- Reign: 1089-1092
- Predecessor: Amaury II de Montfort
- Successor: Simon II de Montfort
- Noble family: House of Montfort
- Father: Simon I de Montfort
- Mother: Agnès d'Évreux

= Richard of Montfort =

French noble

Richard of Montfort or Richard de Montfort (c. 1065–1091) was a French nobleman from the House of Montfort who briefly ruled as lord of Montfort (1089–1091) in Normandy. He took the part of Count William of Évreux during his private war with Raoul II, lord of Conches. As Richard had no children at the time of his death, the lordship passed to his brother Simon II.

==Life==
Richard was born c. 1065 at Montfort in Île-de-France, France. He was a son of Simon I (c. 1025–1087), lord of Montfort, and Agnes of Évreux (c. 1030), daughter of Richard, count of Évreux.

» What is needed: In the text on Richard of Montfort, condense the paragraph beginning "Richard of Montfort or Richard de Montfort" into a short bulleted list that keeps its main facts.

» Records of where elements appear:
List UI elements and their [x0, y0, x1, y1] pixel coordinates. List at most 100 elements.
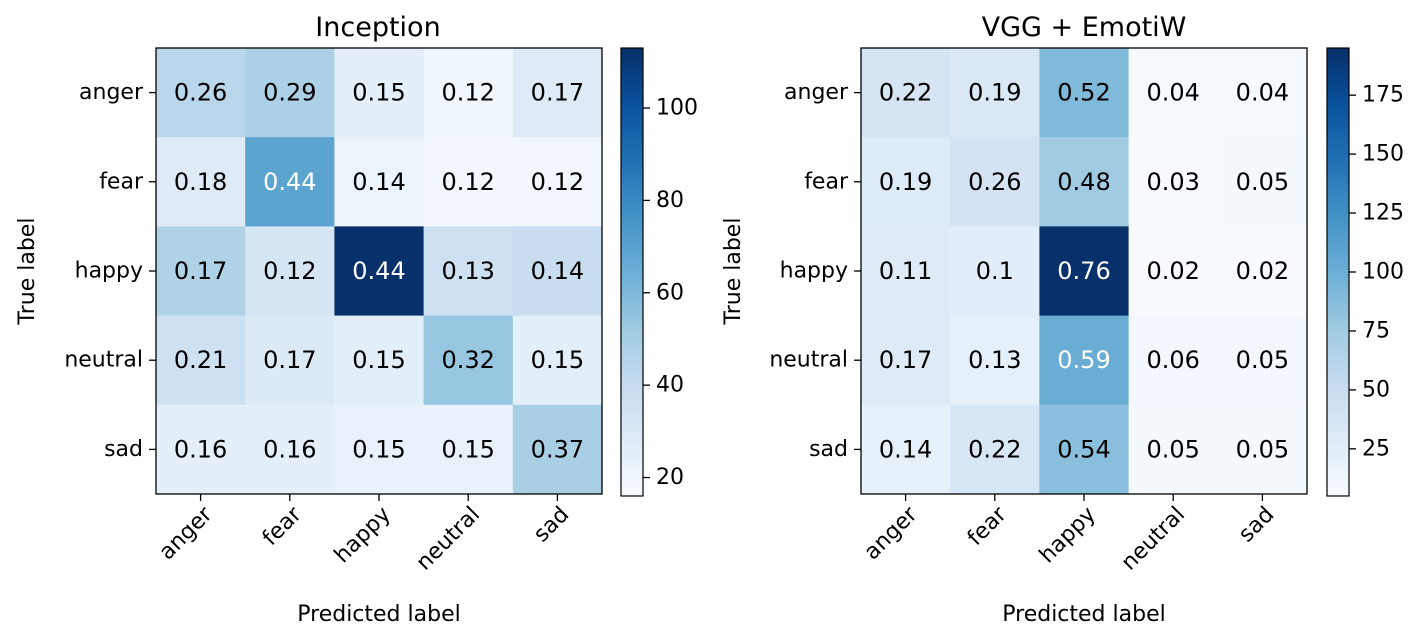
x-tick-label: neutral: [1117, 502, 1190, 575]
colorbar-tick-label: 40: [656, 373, 684, 398]
heatmap-cell: [1217, 404, 1308, 495]
colorbar-tick-label: 50: [1362, 377, 1390, 402]
cell-value-label: 0.13: [968, 346, 1021, 374]
y-tick-label: happy: [75, 259, 143, 284]
colorbar-ticks-vgg-emotiw: 25 50 75 100 125 150 175: [1349, 83, 1404, 461]
cell-value-label: 0.22: [879, 79, 932, 107]
colorbar-tick-label: 175: [1362, 83, 1404, 108]
cell-value-label: 0.52: [1057, 79, 1110, 107]
cell-value-label: 0.76: [1057, 257, 1110, 285]
colorbar-vgg-emotiw: [1326, 47, 1350, 497]
cell-value-label: 0.37: [531, 435, 584, 463]
cell-value-label: 0.14: [352, 168, 405, 196]
colorbar-tick-label: 60: [656, 280, 684, 305]
y-ticks-inception: anger fear happy neutral sad: [64, 80, 156, 462]
colorbar-tick-label: 20: [656, 465, 684, 490]
y-tick-label: anger: [79, 80, 144, 105]
heatmap-cell: [1128, 226, 1219, 316]
colorbar-tick-label: 100: [1362, 260, 1404, 285]
colorbar-tick-label: 150: [1362, 142, 1404, 167]
x-tick-label: happy: [330, 502, 396, 568]
colorbar-ticks-inception: 20 40 60 80 100: [643, 96, 698, 490]
heatmap-cell: [423, 226, 514, 316]
cell-value-label: 0.17: [531, 79, 584, 107]
heatmap-cells-vgg-emotiw: [861, 48, 1308, 495]
heatmap-cell: [245, 404, 335, 495]
heatmap-cell: [512, 315, 603, 406]
heatmap-cell: [512, 137, 603, 227]
x-tick-label: fear: [963, 501, 1012, 550]
colorbar-tick-label: 80: [656, 188, 684, 213]
y-axis-label-vgg-emotiw: True label: [721, 218, 746, 326]
cell-value-label: 0.02: [1146, 257, 1199, 285]
y-tick-label: neutral: [64, 348, 143, 373]
x-axis-label-inception: Predicted label: [297, 602, 460, 627]
cell-value-label: 0.22: [968, 435, 1021, 463]
cell-value-label: 0.02: [1236, 257, 1289, 285]
heatmap-cell: [245, 137, 335, 227]
x-tick-label: neutral: [412, 502, 485, 575]
y-tick-label: neutral: [769, 348, 848, 373]
heatmap-cell: [1039, 137, 1129, 227]
cell-value-label: 0.44: [263, 168, 316, 196]
cell-value-label: 0.21: [174, 346, 227, 374]
cell-value-label: 0.17: [174, 257, 227, 285]
cell-value-label: 0.05: [1236, 168, 1289, 196]
colorbar-tick-label: 25: [1362, 436, 1390, 461]
heatmap-cell: [1039, 404, 1129, 495]
y-tick-label: sad: [809, 437, 848, 462]
cell-value-label: 0.12: [441, 79, 494, 107]
heatmap-cell: [156, 404, 246, 495]
heatmap-cell: [334, 137, 424, 227]
cell-value-label: 0.17: [879, 346, 932, 374]
heatmap-cell: [423, 137, 514, 227]
x-tick-label: sad: [1234, 502, 1279, 547]
heatmap-cell: [950, 48, 1040, 138]
heatmap-cell: [245, 226, 335, 316]
x-ticks-vgg-emotiw: anger fear happy neutral sad: [860, 494, 1279, 575]
cell-labels-inception: 0.26 0.29 0.15 0.12 0.17 0.18 0.44 0.14 0.12 0.12…: [174, 79, 584, 464]
cell-value-label: 0.05: [1236, 435, 1289, 463]
heatmap-cell: [861, 48, 951, 138]
heatmap-cell: [1217, 48, 1308, 138]
heatmap-cell: [950, 315, 1040, 406]
y-tick-label: anger: [784, 80, 849, 105]
heatmap-cell: [1128, 404, 1219, 495]
cell-value-label: 0.18: [174, 168, 227, 196]
cell-value-label: 0.15: [531, 346, 584, 374]
heatmap-cell: [1217, 226, 1308, 316]
cell-value-label: 0.1: [976, 257, 1014, 285]
cell-value-label: 0.12: [441, 168, 494, 196]
cell-value-label: 0.26: [968, 168, 1021, 196]
heatmap-cell: [950, 137, 1040, 227]
heatmap-cell: [1128, 315, 1219, 406]
chart-title-vgg-emotiw: VGG + EmotiW: [982, 12, 1187, 43]
confusion-matrix-inception: Inception 0.26 0.29 0.15 0.12 0.170.18 0.44 0.…: [15, 12, 698, 627]
heatmap-cell: [156, 48, 246, 138]
cell-value-label: 0.04: [1146, 79, 1199, 107]
cell-value-label: 0.15: [352, 79, 405, 107]
x-tick-label: anger: [860, 501, 924, 565]
y-tick-label: happy: [780, 259, 848, 284]
y-tick-label: sad: [104, 437, 143, 462]
heatmap-cell: [950, 226, 1040, 316]
heatmap-cell: [245, 315, 335, 406]
heatmap-cell: [1039, 315, 1129, 406]
x-tick-label: happy: [1035, 502, 1101, 568]
heatmap-cell: [950, 404, 1040, 495]
cell-value-label: 0.11: [879, 257, 932, 285]
heatmap-cell: [861, 137, 951, 227]
heatmap-cell: [334, 404, 424, 495]
heatmap-cell: [861, 404, 951, 495]
y-ticks-vgg-emotiw: anger fear happy neutral sad: [769, 80, 861, 462]
cell-value-label: 0.04: [1236, 79, 1289, 107]
colorbar-tick-label: 75: [1362, 318, 1390, 343]
cell-value-label: 0.15: [352, 346, 405, 374]
cell-value-label: 0.05: [1236, 346, 1289, 374]
heatmap-cell: [156, 226, 246, 316]
confusion-matrix-vgg-emotiw: VGG + EmotiW 0.22 0.19 0.52 0.04 0.040.19 0.2…: [721, 12, 1404, 627]
cell-value-label: 0.03: [1146, 168, 1199, 196]
cell-value-label: 0.17: [263, 346, 316, 374]
cell-value-label: 0.26: [174, 79, 227, 107]
x-ticks-inception: anger fear happy neutral sad: [155, 494, 574, 575]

» Output:
- Richard of Montfort (also Richard de Montfort), c. 1065–1091, was a French nobleman of the House of Montfort.
- He briefly ruled as lord of Montfort in Normandy (1089–1091).
- He sided with Count William of Évreux in his private war with Raoul II, lord of Conches.
- He had no children when he died, so the lordship passed to his brother Simon II.